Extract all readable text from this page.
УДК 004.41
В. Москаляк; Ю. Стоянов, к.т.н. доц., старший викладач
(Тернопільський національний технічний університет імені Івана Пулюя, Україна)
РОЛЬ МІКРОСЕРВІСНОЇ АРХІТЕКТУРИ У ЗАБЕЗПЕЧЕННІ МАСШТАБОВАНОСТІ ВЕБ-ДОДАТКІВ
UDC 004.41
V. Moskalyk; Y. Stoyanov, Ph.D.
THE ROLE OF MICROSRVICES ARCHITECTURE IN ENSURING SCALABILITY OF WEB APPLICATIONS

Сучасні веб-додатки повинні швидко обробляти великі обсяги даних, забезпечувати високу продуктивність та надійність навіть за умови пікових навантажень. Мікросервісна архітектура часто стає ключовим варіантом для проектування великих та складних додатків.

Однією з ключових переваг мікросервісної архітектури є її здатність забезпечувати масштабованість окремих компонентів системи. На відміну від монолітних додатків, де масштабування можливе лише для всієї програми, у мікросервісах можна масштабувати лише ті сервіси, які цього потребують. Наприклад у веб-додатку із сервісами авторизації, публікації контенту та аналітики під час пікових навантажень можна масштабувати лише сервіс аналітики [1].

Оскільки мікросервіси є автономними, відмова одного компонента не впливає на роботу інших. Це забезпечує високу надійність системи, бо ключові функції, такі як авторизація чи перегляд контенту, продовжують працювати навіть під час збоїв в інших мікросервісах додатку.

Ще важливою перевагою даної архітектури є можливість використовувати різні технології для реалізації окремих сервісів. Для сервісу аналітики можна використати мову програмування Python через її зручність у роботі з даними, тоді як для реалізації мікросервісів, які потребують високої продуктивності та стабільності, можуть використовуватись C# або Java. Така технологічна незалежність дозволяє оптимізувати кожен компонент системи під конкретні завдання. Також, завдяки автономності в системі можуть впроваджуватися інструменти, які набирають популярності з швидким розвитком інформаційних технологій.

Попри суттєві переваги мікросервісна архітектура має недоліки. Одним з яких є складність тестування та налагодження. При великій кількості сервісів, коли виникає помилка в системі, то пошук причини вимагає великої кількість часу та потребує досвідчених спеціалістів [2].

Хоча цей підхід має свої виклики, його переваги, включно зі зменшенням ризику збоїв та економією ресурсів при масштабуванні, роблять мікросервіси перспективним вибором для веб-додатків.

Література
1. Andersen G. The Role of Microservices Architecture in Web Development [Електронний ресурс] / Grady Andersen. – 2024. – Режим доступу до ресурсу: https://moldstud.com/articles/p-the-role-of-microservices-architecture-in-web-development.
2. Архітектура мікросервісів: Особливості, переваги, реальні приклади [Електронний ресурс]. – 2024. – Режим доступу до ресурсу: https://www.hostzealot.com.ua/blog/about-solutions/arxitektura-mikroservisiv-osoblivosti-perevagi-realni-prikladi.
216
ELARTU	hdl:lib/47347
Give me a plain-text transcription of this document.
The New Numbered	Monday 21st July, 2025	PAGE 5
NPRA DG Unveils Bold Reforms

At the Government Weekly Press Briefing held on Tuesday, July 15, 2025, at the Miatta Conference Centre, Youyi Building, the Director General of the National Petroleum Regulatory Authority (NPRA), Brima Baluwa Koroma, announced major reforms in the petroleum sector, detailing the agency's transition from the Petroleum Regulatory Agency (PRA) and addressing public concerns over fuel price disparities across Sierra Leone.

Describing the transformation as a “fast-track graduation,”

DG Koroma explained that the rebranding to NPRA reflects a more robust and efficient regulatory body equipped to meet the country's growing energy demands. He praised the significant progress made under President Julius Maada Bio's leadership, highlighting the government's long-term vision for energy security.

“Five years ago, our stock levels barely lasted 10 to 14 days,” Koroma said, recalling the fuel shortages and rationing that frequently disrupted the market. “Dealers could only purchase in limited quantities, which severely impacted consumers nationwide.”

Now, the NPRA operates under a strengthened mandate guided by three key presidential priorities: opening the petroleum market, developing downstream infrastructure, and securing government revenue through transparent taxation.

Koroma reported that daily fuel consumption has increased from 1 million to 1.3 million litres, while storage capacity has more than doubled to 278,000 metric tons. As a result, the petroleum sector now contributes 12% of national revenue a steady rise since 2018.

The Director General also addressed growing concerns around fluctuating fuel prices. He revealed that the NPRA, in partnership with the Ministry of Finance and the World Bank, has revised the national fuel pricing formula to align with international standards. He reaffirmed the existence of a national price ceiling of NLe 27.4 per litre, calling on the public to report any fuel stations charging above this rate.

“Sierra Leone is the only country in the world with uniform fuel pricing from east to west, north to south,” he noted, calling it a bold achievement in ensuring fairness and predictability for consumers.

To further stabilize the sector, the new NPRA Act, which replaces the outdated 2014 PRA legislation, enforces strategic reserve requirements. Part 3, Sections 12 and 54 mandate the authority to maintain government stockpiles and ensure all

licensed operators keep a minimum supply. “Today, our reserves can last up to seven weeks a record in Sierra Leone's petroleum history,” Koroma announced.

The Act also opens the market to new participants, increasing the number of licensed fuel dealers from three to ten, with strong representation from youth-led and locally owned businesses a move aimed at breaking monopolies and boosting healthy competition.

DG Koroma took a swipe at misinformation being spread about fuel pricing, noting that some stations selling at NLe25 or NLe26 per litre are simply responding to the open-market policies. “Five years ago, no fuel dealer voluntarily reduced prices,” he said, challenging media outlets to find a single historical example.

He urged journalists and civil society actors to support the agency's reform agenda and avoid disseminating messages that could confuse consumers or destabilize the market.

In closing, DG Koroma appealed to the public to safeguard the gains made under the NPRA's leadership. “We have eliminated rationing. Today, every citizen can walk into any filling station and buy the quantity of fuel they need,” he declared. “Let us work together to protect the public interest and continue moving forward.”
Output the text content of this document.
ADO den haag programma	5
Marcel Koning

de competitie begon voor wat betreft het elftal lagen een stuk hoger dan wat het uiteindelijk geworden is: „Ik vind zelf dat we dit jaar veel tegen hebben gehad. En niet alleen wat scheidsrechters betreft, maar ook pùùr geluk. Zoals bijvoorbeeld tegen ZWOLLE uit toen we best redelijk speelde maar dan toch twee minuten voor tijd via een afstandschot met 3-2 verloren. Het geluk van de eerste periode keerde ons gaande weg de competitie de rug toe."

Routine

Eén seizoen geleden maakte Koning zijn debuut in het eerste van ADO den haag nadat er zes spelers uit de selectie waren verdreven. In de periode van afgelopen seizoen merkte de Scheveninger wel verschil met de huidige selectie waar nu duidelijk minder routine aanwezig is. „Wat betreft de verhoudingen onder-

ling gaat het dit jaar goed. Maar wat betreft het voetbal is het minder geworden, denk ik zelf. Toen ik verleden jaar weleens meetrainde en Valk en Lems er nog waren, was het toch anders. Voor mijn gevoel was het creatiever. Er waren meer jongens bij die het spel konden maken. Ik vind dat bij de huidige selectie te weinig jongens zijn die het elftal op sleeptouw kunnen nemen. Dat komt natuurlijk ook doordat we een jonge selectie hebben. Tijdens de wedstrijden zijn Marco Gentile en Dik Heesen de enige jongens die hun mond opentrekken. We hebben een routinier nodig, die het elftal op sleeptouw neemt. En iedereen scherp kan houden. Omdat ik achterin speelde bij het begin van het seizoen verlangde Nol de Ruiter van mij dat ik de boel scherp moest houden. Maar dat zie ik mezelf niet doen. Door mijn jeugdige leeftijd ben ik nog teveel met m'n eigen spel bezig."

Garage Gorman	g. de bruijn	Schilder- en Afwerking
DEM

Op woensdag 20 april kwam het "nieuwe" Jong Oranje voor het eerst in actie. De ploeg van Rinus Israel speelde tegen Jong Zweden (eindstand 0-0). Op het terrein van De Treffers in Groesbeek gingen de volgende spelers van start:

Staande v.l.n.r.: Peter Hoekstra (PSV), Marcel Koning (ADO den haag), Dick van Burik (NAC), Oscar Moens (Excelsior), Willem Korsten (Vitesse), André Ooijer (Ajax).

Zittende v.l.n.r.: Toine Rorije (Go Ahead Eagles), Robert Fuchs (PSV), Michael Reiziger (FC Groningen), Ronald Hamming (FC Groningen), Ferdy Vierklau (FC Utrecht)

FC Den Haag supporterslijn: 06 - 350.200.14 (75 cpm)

□ □ □

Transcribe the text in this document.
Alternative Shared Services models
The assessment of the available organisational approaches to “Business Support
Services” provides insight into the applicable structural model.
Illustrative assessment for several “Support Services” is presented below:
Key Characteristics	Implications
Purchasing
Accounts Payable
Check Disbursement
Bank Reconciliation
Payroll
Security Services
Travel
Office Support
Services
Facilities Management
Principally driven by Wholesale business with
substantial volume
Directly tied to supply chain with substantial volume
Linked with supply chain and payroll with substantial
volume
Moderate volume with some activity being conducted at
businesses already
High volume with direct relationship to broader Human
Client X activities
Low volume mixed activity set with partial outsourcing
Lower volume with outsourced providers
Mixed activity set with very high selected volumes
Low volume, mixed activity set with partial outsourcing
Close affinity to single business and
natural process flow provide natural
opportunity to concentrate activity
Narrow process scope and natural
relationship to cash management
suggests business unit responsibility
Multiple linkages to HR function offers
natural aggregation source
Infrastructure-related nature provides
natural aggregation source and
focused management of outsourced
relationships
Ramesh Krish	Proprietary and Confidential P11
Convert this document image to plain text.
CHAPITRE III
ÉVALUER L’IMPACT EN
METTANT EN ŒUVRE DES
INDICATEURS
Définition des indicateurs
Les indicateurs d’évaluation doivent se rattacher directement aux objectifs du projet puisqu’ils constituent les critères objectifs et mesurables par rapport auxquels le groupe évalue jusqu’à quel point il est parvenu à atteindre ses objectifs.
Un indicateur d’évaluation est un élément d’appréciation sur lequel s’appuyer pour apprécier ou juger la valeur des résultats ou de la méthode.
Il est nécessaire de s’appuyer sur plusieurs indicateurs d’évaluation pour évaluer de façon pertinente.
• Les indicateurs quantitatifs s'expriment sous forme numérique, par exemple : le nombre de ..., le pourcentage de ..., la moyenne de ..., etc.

□ □ □

## [Problem statement]
From the data, list each line in which the string "text" appears.

## [Expected output]
Extract all readable text from this page.
Give me a plain-text transcription of this document.
Output the text content of this document.
Transcribe the text in this document.
Convert this document image to plain text.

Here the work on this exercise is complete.